### The task
Find the lines containing "WETH" and say how many there are, with no other words.
╔══
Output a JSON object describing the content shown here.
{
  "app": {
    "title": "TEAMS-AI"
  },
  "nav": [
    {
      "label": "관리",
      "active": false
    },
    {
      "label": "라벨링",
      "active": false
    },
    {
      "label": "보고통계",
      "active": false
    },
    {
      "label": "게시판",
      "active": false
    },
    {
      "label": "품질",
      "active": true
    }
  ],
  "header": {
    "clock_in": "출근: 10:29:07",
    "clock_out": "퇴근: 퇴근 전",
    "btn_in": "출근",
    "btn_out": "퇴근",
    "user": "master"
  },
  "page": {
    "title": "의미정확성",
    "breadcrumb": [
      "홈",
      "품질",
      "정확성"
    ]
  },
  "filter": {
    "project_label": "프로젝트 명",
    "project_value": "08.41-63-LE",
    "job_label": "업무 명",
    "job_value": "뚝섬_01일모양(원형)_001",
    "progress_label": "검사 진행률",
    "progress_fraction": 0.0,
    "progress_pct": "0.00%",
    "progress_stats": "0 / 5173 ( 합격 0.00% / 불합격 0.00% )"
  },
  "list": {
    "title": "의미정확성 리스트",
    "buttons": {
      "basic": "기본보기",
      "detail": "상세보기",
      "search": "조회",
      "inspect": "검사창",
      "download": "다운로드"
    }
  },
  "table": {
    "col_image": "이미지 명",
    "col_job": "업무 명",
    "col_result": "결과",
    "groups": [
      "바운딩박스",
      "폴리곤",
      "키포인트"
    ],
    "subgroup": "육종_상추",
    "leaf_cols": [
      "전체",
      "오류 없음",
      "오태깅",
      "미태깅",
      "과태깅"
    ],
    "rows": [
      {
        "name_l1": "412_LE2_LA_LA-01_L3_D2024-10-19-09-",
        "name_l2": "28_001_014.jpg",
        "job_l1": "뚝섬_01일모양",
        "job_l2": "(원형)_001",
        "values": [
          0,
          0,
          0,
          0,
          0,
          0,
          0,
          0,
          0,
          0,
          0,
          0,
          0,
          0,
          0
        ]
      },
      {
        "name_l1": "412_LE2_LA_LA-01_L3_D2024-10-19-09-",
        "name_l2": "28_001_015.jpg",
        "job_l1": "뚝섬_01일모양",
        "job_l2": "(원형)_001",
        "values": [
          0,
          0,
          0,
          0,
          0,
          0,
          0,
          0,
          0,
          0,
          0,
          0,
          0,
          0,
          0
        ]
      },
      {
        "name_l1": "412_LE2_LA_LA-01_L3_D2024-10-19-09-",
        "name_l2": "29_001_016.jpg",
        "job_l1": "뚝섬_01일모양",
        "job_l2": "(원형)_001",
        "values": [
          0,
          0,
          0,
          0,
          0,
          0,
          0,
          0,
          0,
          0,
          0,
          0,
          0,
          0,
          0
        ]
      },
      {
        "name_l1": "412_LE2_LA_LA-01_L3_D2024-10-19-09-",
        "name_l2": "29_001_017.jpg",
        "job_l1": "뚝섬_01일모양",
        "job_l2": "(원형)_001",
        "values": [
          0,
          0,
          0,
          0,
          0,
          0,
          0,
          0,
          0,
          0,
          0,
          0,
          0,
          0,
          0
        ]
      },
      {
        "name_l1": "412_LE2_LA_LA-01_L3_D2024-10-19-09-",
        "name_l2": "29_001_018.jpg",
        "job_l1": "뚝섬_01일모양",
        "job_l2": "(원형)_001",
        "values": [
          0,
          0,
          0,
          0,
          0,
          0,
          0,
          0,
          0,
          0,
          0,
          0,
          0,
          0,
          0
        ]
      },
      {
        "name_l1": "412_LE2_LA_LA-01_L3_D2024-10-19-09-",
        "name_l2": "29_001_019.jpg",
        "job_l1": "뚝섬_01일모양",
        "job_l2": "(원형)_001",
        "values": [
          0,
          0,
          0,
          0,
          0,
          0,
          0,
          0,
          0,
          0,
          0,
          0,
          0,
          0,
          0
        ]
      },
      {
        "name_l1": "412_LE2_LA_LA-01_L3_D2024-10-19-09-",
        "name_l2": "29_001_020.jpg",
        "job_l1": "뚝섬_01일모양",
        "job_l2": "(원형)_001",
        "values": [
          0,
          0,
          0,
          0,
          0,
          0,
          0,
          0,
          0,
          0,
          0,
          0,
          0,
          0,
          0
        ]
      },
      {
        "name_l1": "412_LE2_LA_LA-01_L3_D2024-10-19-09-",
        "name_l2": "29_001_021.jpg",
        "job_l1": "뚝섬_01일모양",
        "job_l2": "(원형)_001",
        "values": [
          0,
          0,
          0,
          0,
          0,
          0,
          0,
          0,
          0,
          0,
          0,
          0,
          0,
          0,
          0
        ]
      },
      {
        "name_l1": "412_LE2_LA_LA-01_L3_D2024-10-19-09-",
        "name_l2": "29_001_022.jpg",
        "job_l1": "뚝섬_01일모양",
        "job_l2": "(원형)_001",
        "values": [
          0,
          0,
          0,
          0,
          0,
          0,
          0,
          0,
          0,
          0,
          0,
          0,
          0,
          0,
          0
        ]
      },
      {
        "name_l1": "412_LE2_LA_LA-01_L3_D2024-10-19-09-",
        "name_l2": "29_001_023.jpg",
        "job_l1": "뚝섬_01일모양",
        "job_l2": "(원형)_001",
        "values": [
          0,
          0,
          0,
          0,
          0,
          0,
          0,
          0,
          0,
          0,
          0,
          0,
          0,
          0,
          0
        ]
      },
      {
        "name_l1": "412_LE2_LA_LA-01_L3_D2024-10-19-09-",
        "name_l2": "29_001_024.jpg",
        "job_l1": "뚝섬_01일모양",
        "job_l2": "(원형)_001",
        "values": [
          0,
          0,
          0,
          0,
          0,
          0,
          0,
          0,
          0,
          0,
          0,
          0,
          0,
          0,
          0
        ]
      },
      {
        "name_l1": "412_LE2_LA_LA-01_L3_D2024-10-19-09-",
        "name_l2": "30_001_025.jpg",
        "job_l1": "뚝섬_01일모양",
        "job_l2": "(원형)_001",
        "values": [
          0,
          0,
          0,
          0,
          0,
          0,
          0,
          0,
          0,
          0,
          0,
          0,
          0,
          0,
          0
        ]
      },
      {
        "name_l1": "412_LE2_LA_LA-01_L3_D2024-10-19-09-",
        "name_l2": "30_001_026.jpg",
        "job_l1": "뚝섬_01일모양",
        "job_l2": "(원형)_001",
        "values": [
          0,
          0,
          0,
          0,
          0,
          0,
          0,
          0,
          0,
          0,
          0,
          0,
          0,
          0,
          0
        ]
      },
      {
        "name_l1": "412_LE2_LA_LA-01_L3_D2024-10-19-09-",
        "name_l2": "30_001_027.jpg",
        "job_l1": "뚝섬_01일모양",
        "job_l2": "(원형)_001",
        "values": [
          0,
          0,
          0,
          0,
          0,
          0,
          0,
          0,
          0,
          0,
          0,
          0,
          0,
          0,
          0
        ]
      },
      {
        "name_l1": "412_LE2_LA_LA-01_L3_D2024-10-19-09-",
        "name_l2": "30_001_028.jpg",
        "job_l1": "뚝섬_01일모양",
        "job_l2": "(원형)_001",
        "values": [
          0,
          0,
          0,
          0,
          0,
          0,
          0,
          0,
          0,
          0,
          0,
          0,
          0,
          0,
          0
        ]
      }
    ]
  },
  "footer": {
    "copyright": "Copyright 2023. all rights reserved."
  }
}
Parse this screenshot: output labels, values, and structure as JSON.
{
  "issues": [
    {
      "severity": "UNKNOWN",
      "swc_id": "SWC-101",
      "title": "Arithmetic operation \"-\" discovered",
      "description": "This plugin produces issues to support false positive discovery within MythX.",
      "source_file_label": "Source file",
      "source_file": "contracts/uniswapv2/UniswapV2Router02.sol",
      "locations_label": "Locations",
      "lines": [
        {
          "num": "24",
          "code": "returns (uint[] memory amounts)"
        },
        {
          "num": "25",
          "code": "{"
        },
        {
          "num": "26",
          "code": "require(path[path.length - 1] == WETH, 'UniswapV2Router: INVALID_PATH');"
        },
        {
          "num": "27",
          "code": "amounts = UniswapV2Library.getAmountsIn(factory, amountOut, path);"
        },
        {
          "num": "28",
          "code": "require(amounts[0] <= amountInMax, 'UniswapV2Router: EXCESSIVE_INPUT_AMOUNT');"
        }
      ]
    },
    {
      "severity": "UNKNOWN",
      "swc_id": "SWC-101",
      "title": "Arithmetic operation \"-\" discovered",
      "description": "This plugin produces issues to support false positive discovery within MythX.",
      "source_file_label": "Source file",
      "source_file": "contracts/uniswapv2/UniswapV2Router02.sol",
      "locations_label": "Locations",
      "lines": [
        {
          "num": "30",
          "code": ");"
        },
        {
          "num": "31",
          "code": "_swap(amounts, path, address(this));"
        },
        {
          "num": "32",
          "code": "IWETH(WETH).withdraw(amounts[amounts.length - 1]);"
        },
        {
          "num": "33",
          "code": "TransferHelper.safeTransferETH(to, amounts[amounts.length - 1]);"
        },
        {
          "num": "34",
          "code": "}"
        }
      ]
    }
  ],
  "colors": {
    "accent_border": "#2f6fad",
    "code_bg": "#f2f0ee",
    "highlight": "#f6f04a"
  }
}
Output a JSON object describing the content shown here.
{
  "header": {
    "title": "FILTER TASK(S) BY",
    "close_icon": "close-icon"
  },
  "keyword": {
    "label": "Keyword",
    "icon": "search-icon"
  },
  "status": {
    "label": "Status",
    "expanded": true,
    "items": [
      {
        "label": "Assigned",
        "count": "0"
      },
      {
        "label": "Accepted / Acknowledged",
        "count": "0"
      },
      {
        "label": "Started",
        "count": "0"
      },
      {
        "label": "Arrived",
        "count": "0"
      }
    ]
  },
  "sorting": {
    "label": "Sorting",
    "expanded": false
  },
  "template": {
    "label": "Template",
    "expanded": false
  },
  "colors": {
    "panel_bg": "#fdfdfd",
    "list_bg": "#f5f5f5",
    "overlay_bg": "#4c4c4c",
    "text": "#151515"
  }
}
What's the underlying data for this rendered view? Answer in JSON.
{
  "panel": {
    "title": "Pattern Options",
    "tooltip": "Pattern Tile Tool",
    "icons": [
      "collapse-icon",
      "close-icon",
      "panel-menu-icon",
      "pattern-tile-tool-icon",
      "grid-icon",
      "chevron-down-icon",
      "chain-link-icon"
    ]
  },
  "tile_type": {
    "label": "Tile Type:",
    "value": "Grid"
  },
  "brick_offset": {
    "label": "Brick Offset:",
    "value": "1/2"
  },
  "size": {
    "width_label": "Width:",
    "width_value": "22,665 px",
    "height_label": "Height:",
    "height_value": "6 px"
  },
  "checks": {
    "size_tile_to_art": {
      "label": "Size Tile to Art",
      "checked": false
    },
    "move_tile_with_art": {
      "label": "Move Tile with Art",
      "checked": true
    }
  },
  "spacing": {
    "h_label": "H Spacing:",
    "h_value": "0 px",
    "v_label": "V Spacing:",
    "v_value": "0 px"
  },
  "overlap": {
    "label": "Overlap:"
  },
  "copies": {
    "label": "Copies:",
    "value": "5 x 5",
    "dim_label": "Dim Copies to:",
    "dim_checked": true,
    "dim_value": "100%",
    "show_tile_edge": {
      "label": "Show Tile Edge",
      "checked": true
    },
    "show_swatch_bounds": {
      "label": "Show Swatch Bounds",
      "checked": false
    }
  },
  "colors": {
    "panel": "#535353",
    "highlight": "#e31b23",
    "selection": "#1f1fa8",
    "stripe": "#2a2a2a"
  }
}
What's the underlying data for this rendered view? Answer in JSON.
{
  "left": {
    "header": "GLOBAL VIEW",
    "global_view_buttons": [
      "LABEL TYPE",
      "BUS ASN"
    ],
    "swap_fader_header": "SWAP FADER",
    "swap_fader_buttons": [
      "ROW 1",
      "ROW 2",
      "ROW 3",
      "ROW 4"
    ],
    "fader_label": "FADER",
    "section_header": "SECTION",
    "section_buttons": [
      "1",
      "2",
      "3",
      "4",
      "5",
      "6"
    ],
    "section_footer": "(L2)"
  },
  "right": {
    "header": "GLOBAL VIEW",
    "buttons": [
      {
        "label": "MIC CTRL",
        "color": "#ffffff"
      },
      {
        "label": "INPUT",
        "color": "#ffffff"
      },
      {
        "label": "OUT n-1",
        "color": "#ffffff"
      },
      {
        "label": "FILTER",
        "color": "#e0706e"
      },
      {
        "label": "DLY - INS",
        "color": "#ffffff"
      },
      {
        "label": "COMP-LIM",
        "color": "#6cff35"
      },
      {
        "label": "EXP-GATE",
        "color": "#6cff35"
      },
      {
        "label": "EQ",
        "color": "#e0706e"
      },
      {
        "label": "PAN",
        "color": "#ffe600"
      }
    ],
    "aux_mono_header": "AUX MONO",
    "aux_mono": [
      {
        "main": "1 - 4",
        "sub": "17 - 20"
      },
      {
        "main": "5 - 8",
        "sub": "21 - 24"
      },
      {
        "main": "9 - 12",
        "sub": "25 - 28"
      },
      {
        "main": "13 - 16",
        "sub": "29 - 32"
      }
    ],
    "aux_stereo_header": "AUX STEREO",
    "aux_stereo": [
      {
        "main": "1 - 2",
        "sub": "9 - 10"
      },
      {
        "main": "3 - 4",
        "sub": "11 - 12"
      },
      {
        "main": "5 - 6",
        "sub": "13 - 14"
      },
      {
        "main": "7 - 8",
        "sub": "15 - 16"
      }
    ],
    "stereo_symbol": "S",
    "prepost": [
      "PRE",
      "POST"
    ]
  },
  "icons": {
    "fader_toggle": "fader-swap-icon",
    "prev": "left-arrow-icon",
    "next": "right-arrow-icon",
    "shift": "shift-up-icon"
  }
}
╚══
### Answer to this task
2